▶ **What you need to do**
Copy each line that holds "мимо".

>> Begin Dataset entries

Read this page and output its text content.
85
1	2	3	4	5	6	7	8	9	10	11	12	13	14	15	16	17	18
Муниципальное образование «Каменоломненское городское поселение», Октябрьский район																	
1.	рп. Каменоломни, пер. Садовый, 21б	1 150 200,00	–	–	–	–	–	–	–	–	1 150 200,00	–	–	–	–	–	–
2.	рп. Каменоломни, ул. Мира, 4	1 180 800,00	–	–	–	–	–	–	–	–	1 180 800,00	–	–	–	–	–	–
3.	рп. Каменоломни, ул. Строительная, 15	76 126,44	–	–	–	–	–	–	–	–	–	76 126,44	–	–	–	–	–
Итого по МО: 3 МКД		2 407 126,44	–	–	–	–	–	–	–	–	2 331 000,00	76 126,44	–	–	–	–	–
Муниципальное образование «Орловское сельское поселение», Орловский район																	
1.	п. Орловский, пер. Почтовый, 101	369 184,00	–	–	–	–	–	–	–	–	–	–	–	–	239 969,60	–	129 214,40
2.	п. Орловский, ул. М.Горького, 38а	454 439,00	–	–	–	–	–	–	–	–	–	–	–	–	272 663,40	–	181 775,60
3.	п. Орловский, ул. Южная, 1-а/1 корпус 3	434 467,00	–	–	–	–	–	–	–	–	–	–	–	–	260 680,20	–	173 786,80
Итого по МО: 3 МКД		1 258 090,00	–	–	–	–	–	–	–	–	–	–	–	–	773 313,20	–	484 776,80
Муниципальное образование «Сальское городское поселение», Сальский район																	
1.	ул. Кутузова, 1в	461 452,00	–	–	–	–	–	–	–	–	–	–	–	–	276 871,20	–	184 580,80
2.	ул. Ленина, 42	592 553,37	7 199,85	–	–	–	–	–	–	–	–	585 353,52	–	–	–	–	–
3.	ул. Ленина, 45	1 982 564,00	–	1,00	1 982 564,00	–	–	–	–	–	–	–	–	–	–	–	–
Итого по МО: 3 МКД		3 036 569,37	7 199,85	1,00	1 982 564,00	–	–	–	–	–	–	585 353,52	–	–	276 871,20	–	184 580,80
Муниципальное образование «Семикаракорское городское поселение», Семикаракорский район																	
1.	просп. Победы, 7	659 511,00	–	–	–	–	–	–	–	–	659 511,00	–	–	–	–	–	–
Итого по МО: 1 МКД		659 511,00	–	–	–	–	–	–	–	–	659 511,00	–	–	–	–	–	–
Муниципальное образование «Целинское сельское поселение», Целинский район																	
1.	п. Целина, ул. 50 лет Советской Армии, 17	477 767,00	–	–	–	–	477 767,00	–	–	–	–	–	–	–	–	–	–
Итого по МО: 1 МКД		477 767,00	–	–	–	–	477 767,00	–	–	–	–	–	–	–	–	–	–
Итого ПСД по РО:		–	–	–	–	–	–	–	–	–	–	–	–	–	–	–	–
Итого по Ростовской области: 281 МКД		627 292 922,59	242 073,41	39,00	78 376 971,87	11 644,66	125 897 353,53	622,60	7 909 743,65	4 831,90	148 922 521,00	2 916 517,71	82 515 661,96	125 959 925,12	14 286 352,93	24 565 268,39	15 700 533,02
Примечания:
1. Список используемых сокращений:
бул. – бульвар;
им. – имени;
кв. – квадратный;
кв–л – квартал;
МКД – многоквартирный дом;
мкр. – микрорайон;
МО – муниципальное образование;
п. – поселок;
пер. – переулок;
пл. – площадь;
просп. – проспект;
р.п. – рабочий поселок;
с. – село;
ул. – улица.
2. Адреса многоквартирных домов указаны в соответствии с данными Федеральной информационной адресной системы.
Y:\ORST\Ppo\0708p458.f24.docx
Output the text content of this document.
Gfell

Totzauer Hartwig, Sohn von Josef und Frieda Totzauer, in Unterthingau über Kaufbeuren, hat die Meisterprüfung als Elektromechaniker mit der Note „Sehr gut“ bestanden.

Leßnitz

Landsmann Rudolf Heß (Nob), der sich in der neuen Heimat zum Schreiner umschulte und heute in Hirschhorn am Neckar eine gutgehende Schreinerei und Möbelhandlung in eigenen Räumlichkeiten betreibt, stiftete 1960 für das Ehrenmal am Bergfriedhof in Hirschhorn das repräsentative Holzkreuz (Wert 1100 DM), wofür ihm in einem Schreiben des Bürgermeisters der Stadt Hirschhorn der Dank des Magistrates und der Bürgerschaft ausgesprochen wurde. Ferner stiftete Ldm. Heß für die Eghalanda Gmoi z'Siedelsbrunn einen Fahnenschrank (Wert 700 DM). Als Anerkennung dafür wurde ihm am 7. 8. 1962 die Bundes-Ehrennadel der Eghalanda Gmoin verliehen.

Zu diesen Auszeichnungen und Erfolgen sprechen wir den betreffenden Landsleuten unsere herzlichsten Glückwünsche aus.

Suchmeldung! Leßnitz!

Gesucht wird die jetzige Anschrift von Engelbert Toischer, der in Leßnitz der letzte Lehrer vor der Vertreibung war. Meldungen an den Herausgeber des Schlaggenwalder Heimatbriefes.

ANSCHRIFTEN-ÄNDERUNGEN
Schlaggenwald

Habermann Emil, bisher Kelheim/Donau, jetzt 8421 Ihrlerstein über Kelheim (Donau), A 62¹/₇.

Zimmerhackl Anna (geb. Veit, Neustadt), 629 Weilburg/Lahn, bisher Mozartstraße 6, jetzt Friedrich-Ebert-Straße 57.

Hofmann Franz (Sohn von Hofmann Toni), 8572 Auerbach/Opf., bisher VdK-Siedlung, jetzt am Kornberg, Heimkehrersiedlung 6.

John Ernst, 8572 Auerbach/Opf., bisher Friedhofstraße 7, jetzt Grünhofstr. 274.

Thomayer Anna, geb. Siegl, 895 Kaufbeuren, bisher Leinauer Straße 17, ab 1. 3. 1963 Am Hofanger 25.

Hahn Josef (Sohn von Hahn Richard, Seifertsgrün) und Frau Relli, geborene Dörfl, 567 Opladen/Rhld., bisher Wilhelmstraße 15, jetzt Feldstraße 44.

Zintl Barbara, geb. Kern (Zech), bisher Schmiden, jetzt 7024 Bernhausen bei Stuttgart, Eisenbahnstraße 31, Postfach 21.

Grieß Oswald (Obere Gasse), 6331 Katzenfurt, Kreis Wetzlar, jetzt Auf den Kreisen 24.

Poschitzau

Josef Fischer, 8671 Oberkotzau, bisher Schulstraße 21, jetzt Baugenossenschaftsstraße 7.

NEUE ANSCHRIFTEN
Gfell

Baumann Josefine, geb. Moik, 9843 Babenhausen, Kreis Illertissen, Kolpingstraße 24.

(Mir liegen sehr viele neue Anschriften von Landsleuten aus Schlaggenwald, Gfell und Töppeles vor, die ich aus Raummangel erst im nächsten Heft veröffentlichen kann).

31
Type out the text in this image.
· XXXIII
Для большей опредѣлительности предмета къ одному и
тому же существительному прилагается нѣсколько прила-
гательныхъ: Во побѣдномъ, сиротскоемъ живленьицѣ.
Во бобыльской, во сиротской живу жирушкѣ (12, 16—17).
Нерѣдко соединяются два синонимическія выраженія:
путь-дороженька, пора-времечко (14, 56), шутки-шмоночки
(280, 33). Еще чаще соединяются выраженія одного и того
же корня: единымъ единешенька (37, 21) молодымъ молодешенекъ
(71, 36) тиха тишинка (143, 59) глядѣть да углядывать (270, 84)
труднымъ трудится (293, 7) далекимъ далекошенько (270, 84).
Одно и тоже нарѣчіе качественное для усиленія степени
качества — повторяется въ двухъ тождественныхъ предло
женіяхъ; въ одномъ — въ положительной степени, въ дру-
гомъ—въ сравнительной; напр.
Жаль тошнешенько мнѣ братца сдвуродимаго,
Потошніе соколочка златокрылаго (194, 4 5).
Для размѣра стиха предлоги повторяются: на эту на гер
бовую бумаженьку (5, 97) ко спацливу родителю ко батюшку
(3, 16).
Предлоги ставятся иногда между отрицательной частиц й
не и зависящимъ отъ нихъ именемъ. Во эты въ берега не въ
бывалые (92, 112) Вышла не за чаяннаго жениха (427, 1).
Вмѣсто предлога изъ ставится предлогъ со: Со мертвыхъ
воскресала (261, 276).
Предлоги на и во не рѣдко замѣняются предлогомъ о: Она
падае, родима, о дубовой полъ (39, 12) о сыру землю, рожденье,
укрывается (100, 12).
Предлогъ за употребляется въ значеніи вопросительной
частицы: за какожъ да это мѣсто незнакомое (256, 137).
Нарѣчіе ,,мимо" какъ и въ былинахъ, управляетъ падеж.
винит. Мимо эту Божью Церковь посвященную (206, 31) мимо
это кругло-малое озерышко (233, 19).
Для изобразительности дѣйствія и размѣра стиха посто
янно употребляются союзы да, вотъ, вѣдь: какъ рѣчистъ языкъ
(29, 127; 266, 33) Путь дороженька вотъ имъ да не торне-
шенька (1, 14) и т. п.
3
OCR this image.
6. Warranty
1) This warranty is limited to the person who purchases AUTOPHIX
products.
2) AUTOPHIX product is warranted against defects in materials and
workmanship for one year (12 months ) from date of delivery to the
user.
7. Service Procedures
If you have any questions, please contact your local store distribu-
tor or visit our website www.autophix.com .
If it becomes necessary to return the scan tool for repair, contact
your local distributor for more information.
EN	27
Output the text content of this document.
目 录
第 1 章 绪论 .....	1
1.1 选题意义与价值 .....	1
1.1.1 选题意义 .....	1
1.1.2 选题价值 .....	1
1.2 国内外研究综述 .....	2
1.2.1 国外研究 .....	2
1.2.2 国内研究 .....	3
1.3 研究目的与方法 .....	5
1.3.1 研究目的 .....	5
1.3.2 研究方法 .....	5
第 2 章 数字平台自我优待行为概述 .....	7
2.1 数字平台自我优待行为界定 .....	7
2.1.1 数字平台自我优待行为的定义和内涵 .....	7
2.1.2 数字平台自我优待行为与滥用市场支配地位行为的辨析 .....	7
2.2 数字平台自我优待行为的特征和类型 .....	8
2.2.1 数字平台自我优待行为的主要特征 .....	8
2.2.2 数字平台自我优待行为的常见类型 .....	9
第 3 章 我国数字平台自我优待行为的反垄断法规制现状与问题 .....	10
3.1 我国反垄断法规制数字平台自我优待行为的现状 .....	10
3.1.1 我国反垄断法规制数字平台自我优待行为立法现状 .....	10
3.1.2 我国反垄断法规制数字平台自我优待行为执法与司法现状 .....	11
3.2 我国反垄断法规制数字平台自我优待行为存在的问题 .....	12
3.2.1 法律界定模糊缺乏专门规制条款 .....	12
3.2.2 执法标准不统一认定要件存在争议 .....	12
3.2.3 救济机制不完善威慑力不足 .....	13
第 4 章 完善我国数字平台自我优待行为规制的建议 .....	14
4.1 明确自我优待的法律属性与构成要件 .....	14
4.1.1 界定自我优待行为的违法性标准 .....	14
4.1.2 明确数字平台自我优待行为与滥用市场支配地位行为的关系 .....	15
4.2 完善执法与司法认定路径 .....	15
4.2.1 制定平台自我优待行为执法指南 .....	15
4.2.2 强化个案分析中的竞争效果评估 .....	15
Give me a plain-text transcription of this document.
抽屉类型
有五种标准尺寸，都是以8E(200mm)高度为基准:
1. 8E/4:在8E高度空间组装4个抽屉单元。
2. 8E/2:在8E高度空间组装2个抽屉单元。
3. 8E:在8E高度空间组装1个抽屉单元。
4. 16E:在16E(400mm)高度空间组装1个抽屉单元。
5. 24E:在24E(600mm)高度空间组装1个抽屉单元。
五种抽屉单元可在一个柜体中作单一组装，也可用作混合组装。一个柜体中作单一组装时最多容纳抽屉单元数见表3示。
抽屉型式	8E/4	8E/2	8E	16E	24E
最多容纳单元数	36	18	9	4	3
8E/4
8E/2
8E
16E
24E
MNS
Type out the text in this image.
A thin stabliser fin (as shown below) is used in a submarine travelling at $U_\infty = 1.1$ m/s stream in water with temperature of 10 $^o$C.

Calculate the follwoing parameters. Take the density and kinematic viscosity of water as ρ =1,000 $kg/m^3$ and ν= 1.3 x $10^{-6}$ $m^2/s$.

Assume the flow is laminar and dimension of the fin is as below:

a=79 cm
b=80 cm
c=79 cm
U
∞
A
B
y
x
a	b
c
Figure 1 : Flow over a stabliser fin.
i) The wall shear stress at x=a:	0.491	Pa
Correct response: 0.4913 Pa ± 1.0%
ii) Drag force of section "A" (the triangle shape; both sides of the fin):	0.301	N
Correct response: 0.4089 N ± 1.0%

>> End Dataset entries

▶ **Answer to the problem**
Нарѣчіе ,,мимо" какъ и въ былинахъ, управляетъ падеж.
винит. Мимо эту Божью Церковь посвященную (206, 31) мимо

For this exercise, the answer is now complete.